- **Extrait**:
++++++++++

Le (ou là ?) Covid aurait eu ce mérite, claironnent tous les offices du tourisme de l’hexagone : les Français(es) redécouvrent la France. Cocoricooo ! Le moment est donc venu de vous parler de l’hôtel-restaurant Les Voyageurs, à Lalouvesc (07). Corbeille de pain en inox, carafe en pyrex, vaisselier en formica orange, céramiques au sol avec figures géométriques jaune-brun donnant une impression de relief, serveuse apprentie en tablier blanc un rien dépassée, ballon de rouge, viandes en sauce et plateau de fromages… Tout est ici dans son jus (de cuisson). Jusqu’aux toilettes, où trône au-dessus du lavabo le légendaire porte-savon rotatif et sa boule jaune en forme de citron qui a lavé des millions de mains d’écoliers dans les années 1970 (ou 1950 ? 1960 ? Et d’ailleurs, où trouvent-ils encore les recharges ?).

Au menu à 21 € : vol au vent “sauce financière”, échine de porc “sauce mousserons” avec ses pommes rissolées et son fond d’artichaut “forestière”, plateau de fromage, tarte aux myrtilles du pays (ou île flottante, ou baba au rhum, ou crème caramel…). Le contraste est saisissant avec le bourg voisin, où un restaurant triplement étoilé attire une clientèle internationale se faisant à l’occasion déposer en hélicoptère devant l’établissement. Attablé aux Voyageurs, on ne sait plus trop d’où vient notre satisfaction : parce que c’est bien et pas cher ? Parce que c’est vintage (le pyrex et le formica, reviennent furieusement à la mode) ? Ou bien parce que tout cela renvoie à une forme de nostalgie – dont on se méfie, car dehors, sur la place de la Mairie, sont placardées pour cause d’élections les affiches de partis se revendiquant de la “vraie France authentique et intemporelle”, ou quelque chose du même acabit.

Deux cents mètres après Les Voyageurs, le Café du Lac se charge d’ailleurs de nous rappeler qu’il faut se méfier des sirènes de la nostalgie, et qu’il n’est pas toujours très pertinent de se gargariser du passé : la devanture a gardé son nom mais le lac a été asséché. Le Café du Lac fait aujourd’hui face à un parking.  

Wild Tsavo

Severin Safari Camp Tsavo ©Olivier Cirendini

Au cœur du parc kenyan du Tsavo – qui fit parler de lui à la fin du XIXe siècle car ses lions avaient pris la fâcheuse habitude de dévorer les ouvriers construisant la ligne de chemin de fer entre Mombasa et le lac Victoria –, le Severin Safari Camp est une oasis de calme et de bonheur. Ici, pas de clefs. Dans chaque bungalow-tente, le voyageur trouve une torche, un recueil de textes contenant des citations de Out of Africa de Karen Blixen (« There is something about safari life that makes you forget all your sorrows and feel as if you had drunk half a bottle of champagne”) et un sifflet en cas de rencontres fortuites, lesquelles ne sont pas davantage précisées : hippopotame sous le lit ? Léopard dans la penderie ?

++++++++++

- **Lignes listées**:
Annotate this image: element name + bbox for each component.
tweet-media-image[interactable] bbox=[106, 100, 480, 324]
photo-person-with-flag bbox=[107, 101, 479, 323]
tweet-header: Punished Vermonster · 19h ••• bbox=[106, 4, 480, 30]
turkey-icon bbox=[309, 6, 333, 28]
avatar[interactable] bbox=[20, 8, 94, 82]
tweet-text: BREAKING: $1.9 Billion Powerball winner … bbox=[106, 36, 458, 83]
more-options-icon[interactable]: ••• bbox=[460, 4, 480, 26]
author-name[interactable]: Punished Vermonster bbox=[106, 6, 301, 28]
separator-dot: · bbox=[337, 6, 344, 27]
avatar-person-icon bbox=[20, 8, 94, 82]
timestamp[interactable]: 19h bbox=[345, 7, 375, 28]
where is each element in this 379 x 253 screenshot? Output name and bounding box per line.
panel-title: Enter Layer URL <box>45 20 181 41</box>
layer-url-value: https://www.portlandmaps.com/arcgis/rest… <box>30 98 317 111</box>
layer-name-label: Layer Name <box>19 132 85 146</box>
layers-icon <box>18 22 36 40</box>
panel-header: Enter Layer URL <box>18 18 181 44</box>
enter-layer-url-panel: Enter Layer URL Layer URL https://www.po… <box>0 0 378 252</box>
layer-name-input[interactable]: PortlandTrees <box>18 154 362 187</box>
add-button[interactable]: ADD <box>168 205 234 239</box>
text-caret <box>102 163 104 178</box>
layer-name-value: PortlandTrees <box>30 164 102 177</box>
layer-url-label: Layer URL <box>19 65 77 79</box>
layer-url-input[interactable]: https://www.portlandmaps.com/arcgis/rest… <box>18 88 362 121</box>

++++++++++

- **Exercice A**:
D'après l'extrait, combien coûte le menu de l'hôtel-restaurant Les Voyageurs ?
- **Exercice B**:
Rédigez la suite de l'extrait de récit de voyage, qui parle en dernier du Severin Safari Camp, après sa dernière phrase.
Ces lignes proviennent d'une autre source que l'extrait.

- **Résultat A**:
21 €.

- **Résultat B**:
Ce soir, quelques gracieuses gazelles de Grant broutent devant ma terrasse et une girafe pointe le haut de son cou réticulé au-dessus des épineux. Après la tombée de la nuit, un interrupteur permet d’appeler un gardien massai armé d’un stick (il rigole lorsqu’on lui demande son utilité en cas de rencontre avec un fauve) pour aller jusqu’à la réception ou au restaurant. À l’heure du dîner, on repère un croco quelques dizaines de mètres devant le bungalow 17, au-delà du panneau stipulant de ne pas franchir ce point (dont on considère tout à coup l’utilité avec davantage de sérieux). Au matin, le saurien est statufié devant le 18.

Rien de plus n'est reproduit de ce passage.